Records that describe figures
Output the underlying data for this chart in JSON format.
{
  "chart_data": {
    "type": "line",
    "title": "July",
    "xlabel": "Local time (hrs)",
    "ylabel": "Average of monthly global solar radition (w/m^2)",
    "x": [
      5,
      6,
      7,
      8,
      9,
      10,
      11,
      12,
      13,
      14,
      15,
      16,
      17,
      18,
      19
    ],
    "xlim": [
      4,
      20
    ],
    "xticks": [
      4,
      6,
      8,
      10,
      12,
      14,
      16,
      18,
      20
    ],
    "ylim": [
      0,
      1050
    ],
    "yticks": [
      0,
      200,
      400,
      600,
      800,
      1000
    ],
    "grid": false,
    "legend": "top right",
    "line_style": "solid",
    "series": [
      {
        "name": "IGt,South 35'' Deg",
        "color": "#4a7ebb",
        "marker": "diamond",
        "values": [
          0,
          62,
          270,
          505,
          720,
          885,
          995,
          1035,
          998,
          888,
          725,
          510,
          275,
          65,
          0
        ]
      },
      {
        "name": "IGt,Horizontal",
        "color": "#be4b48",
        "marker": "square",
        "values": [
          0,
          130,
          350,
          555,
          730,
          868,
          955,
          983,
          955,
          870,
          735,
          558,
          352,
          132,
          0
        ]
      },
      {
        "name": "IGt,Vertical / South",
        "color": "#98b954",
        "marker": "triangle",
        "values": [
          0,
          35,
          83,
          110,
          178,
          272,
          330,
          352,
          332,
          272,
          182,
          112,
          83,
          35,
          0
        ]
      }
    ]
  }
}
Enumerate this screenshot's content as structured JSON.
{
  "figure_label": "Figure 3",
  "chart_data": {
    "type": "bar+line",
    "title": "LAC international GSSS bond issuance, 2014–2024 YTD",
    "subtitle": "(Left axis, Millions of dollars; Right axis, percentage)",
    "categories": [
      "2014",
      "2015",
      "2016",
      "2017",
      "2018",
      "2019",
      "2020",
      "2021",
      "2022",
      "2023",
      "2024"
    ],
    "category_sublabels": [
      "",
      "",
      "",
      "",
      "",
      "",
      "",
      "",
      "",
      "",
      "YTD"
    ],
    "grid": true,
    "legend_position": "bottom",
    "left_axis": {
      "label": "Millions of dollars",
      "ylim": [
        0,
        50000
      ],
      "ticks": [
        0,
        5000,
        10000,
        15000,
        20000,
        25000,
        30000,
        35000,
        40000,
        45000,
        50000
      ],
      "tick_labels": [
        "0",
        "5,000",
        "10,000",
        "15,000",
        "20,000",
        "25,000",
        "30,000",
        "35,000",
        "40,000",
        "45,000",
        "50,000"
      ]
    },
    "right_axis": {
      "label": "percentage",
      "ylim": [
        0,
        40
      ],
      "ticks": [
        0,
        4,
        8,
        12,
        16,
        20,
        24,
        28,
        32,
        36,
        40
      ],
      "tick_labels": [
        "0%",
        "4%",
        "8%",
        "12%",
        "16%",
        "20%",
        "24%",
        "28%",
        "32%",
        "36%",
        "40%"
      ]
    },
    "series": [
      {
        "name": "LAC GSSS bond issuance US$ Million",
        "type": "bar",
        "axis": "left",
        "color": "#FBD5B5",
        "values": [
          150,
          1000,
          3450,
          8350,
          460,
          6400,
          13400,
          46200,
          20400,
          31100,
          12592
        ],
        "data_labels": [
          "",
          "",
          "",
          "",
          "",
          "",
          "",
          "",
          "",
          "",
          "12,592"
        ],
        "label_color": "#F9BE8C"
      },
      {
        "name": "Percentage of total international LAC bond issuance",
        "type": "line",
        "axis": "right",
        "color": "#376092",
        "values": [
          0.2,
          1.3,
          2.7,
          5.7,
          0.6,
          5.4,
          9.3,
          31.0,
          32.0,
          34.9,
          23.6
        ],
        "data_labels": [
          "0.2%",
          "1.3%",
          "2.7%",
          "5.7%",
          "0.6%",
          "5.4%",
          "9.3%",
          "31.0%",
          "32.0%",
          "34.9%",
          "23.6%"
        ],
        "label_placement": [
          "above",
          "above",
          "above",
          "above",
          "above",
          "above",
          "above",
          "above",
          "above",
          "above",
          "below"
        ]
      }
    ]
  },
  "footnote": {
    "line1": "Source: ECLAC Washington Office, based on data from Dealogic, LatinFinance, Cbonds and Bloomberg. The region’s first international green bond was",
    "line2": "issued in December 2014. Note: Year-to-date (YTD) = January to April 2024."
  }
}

▶ **EXERCISE DETAILS**
Write the listing out again, exactly as it reads.

▶ **SOLUTION TO THIS TASK**
Output the underlying data for this chart in JSON format.
{
  "chart_data": {
    "type": "line",
    "title": "July",
    "xlabel": "Local time (hrs)",
    "ylabel": "Average of monthly global solar radition (w/m^2)",
    "x": [
      5,
      6,
      7,
      8,
      9,
      10,
      11,
      12,
      13,
      14,
      15,
      16,
      17,
      18,
      19
    ],
    "xlim": [
      4,
      20
    ],
    "xticks": [
      4,
      6,
      8,
      10,
      12,
      14,
      16,
      18,
      20
    ],
    "ylim": [
      0,
      1050
    ],
    "yticks": [
      0,
      200,
      400,
      600,
      800,
      1000
    ],
    "grid": false,
    "legend": "top right",
    "line_style": "solid",
    "series": [
      {
        "name": "IGt,South 35'' Deg",
        "color": "#4a7ebb",
        "marker": "diamond",
        "values": [
          0,
          62,
          270,
          505,
          720,
          885,
          995,
          1035,
          998,
          888,
          725,
          510,
          275,
          65,
          0
        ]
      },
      {
        "name": "IGt,Horizontal",
        "color": "#be4b48",
        "marker": "square",
        "values": [
          0,
          130,
          350,
          555,
          730,
          868,
          955,
          983,
          955,
          870,
          735,
          558,
          352,
          132,
          0
        ]
      },
      {
        "name": "IGt,Vertical / South",
        "color": "#98b954",
        "marker": "triangle",
        "values": [
          0,
          35,
          83,
          110,
          178,
          272,
          330,
          352,
          332,
          272,
          182,
          112,
          83,
          35,
          0
        ]
      }
    ]
  }
}
Enumerate this screenshot's content as structured JSON.
{
  "figure_label": "Figure 3",
  "chart_data": {
    "type": "bar+line",
    "title": "LAC international GSSS bond issuance, 2014–2024 YTD",
    "subtitle": "(Left axis, Millions of dollars; Right axis, percentage)",
    "categories": [
      "2014",
      "2015",
      "2016",
      "2017",
      "2018",
      "2019",
      "2020",
      "2021",
      "2022",
      "2023",
      "2024"
    ],
    "category_sublabels": [
      "",
      "",
      "",
      "",
      "",
      "",
      "",
      "",
      "",
      "",
      "YTD"
    ],
    "grid": true,
    "legend_position": "bottom",
    "left_axis": {
      "label": "Millions of dollars",
      "ylim": [
        0,
        50000
      ],
      "ticks": [
        0,
        5000,
        10000,
        15000,
        20000,
        25000,
        30000,
        35000,
        40000,
        45000,
        50000
      ],
      "tick_labels": [
        "0",
        "5,000",
        "10,000",
        "15,000",
        "20,000",
        "25,000",
        "30,000",
        "35,000",
        "40,000",
        "45,000",
        "50,000"
      ]
    },
    "right_axis": {
      "label": "percentage",
      "ylim": [
        0,
        40
      ],
      "ticks": [
        0,
        4,
        8,
        12,
        16,
        20,
        24,
        28,
        32,
        36,
        40
      ],
      "tick_labels": [
        "0%",
        "4%",
        "8%",
        "12%",
        "16%",
        "20%",
        "24%",
        "28%",
        "32%",
        "36%",
        "40%"
      ]
    },
    "series": [
      {
        "name": "LAC GSSS bond issuance US$ Million",
        "type": "bar",
        "axis": "left",
        "color": "#FBD5B5",
        "values": [
          150,
          1000,
          3450,
          8350,
          460,
          6400,
          13400,
          46200,
          20400,
          31100,
          12592
        ],
        "data_labels": [
          "",
          "",
          "",
          "",
          "",
          "",
          "",
          "",
          "",
          "",
          "12,592"
        ],
        "label_color": "#F9BE8C"
      },
      {
        "name": "Percentage of total international LAC bond issuance",
        "type": "line",
        "axis": "right",
        "color": "#376092",
        "values": [
          0.2,
          1.3,
          2.7,
          5.7,
          0.6,
          5.4,
          9.3,
          31.0,
          32.0,
          34.9,
          23.6
        ],
        "data_labels": [
          "0.2%",
          "1.3%",
          "2.7%",
          "5.7%",
          "0.6%",
          "5.4%",
          "9.3%",
          "31.0%",
          "32.0%",
          "34.9%",
          "23.6%"
        ],
        "label_placement": [
          "above",
          "above",
          "above",
          "above",
          "above",
          "above",
          "above",
          "above",
          "above",
          "above",
          "below"
        ]
      }
    ]
  },
  "footnote": {
    "line1": "Source: ECLAC Washington Office, based on data from Dealogic, LatinFinance, Cbonds and Bloomberg. The region’s first international green bond was",
    "line2": "issued in December 2014. Note: Year-to-date (YTD) = January to April 2024."
  }
}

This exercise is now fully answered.